(begin)
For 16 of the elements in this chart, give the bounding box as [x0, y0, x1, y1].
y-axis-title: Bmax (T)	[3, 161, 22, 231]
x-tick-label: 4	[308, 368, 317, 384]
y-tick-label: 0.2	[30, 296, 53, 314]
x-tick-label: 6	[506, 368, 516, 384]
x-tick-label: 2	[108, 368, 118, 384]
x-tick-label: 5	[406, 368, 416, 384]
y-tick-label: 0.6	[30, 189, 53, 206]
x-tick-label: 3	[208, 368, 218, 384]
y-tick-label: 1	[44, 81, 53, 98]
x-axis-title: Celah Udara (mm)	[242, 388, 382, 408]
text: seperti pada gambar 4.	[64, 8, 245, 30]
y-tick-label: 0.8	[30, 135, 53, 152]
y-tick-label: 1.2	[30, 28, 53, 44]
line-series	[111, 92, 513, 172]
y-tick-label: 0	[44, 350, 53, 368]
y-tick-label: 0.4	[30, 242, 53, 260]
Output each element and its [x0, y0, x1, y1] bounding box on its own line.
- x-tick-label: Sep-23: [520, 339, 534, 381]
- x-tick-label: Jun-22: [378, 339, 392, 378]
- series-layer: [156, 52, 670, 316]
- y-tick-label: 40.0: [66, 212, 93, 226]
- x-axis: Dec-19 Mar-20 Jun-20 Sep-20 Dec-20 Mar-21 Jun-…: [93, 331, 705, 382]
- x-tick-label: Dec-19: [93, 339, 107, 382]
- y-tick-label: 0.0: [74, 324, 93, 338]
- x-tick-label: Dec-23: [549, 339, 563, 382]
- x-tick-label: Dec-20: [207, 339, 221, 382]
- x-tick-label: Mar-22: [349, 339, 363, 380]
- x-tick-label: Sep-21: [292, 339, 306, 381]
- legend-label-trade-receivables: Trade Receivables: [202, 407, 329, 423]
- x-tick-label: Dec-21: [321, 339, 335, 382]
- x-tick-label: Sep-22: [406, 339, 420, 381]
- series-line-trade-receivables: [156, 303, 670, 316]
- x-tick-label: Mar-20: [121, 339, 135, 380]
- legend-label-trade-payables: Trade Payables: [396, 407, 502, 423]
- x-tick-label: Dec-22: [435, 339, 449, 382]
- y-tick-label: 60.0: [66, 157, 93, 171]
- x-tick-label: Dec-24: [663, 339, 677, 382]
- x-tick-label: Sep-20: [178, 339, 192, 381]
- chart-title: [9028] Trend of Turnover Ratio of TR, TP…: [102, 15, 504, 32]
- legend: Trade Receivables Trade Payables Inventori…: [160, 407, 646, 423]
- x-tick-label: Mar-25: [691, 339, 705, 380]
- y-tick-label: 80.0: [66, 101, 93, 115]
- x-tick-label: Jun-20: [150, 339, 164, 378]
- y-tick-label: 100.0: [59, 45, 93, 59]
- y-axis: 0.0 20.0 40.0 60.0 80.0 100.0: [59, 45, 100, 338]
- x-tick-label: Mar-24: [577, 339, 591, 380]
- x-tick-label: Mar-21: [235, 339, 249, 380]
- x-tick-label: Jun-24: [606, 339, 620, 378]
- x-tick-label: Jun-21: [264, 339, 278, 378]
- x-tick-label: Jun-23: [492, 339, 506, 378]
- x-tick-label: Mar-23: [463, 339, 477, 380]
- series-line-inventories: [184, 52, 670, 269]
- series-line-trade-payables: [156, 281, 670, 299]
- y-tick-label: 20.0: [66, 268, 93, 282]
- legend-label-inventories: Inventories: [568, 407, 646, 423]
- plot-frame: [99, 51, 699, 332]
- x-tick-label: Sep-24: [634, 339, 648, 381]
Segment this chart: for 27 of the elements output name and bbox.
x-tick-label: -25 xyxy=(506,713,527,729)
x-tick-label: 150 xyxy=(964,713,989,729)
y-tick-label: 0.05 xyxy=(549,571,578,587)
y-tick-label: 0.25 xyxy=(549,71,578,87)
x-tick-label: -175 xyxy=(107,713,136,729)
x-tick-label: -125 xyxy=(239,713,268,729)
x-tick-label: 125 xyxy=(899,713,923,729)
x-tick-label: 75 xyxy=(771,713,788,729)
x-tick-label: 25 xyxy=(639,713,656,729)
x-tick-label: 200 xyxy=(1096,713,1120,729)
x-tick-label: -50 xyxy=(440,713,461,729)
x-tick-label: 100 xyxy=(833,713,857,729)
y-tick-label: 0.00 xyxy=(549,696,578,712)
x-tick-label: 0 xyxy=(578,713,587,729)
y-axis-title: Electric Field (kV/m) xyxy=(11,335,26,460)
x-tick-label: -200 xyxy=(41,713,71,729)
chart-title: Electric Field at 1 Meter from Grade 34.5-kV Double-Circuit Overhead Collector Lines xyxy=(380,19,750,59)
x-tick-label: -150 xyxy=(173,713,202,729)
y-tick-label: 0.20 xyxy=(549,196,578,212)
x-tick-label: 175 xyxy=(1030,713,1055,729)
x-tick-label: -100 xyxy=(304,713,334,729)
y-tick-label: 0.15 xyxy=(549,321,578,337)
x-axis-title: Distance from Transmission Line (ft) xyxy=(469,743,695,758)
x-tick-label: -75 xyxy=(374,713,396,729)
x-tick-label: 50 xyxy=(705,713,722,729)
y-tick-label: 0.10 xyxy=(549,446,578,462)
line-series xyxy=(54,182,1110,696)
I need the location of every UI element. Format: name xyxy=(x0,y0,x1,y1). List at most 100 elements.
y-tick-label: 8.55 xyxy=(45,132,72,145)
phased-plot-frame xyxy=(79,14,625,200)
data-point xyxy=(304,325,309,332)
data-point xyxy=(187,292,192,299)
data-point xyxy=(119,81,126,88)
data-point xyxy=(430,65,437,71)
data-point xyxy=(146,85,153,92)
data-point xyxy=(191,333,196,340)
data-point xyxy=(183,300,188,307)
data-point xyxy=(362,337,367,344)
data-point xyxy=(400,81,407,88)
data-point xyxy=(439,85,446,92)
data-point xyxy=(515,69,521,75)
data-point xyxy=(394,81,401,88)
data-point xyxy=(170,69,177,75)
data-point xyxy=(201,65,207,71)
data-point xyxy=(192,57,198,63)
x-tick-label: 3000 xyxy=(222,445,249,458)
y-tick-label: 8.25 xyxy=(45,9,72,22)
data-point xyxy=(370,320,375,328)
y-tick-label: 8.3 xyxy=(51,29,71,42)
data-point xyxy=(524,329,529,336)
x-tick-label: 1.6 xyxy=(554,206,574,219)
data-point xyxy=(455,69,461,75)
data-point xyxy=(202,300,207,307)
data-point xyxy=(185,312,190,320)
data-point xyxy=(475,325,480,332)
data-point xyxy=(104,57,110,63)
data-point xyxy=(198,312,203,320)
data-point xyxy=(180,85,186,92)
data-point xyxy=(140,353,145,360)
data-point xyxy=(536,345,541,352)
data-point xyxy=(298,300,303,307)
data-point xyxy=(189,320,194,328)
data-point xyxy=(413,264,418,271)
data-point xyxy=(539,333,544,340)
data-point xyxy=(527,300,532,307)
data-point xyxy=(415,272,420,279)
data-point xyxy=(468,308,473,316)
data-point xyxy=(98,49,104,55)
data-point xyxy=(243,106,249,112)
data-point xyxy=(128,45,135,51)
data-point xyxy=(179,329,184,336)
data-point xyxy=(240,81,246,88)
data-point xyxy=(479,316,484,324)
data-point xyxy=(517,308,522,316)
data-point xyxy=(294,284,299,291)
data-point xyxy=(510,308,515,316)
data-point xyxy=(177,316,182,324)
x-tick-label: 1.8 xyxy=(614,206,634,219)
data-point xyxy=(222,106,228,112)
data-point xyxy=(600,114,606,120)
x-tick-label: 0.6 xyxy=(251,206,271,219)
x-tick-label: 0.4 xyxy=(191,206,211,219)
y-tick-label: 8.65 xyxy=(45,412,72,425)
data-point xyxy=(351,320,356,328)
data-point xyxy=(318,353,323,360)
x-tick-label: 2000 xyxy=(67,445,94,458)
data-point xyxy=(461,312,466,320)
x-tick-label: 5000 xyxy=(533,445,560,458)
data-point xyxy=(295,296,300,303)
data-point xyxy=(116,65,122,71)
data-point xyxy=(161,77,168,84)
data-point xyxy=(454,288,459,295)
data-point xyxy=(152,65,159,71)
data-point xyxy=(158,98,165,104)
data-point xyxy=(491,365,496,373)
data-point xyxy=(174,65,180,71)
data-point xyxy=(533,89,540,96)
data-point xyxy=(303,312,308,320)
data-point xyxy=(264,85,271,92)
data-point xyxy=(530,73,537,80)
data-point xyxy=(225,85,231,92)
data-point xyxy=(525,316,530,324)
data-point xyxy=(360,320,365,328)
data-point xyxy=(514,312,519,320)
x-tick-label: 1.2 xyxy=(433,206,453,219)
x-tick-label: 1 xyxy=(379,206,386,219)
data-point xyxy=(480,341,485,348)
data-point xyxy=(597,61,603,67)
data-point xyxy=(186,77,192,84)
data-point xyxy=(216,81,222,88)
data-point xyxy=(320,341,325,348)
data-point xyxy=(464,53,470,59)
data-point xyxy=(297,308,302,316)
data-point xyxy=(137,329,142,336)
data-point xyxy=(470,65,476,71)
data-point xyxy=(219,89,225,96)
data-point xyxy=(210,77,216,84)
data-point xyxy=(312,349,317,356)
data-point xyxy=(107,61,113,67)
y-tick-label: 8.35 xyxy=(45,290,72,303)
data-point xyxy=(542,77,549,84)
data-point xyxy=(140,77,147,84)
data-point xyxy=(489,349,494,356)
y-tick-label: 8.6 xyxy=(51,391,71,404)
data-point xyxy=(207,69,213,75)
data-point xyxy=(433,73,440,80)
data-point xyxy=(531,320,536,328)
(end)
Copy the records character for character, starting with their first line and ending with the line that contains "- y-tick-label: 60.0: [66, 157, 93, 171]". Include both of those lines.

- **Full response**:
For 16 of the elements in this chart, give the bounding box as [x0, y0, x1, y1].
y-axis-title: Bmax (T)	[3, 161, 22, 231]
x-tick-label: 4	[308, 368, 317, 384]
y-tick-label: 0.2	[30, 296, 53, 314]
x-tick-label: 6	[506, 368, 516, 384]
x-tick-label: 2	[108, 368, 118, 384]
x-tick-label: 5	[406, 368, 416, 384]
y-tick-label: 0.6	[30, 189, 53, 206]
x-tick-label: 3	[208, 368, 218, 384]
y-tick-label: 1	[44, 81, 53, 98]
x-axis-title: Celah Udara (mm)	[242, 388, 382, 408]
text: seperti pada gambar 4.	[64, 8, 245, 30]
y-tick-label: 0.8	[30, 135, 53, 152]
y-tick-label: 1.2	[30, 28, 53, 44]
line-series	[111, 92, 513, 172]
y-tick-label: 0	[44, 350, 53, 368]
y-tick-label: 0.4	[30, 242, 53, 260]
Output each element and its [x0, y0, x1, y1] bounding box on its own line.
- x-tick-label: Sep-23: [520, 339, 534, 381]
- x-tick-label: Jun-22: [378, 339, 392, 378]
- series-layer: [156, 52, 670, 316]
- y-tick-label: 40.0: [66, 212, 93, 226]
- x-axis: Dec-19 Mar-20 Jun-20 Sep-20 Dec-20 Mar-21 Jun-…: [93, 331, 705, 382]
- x-tick-label: Dec-19: [93, 339, 107, 382]
- y-tick-label: 0.0: [74, 324, 93, 338]
- x-tick-label: Dec-23: [549, 339, 563, 382]
- x-tick-label: Dec-20: [207, 339, 221, 382]
- x-tick-label: Mar-22: [349, 339, 363, 380]
- x-tick-label: Sep-21: [292, 339, 306, 381]
- legend-label-trade-receivables: Trade Receivables: [202, 407, 329, 423]
- x-tick-label: Dec-21: [321, 339, 335, 382]
- x-tick-label: Sep-22: [406, 339, 420, 381]
- series-line-trade-receivables: [156, 303, 670, 316]
- x-tick-label: Mar-20: [121, 339, 135, 380]
- legend-label-trade-payables: Trade Payables: [396, 407, 502, 423]
- x-tick-label: Dec-22: [435, 339, 449, 382]
- y-tick-label: 60.0: [66, 157, 93, 171]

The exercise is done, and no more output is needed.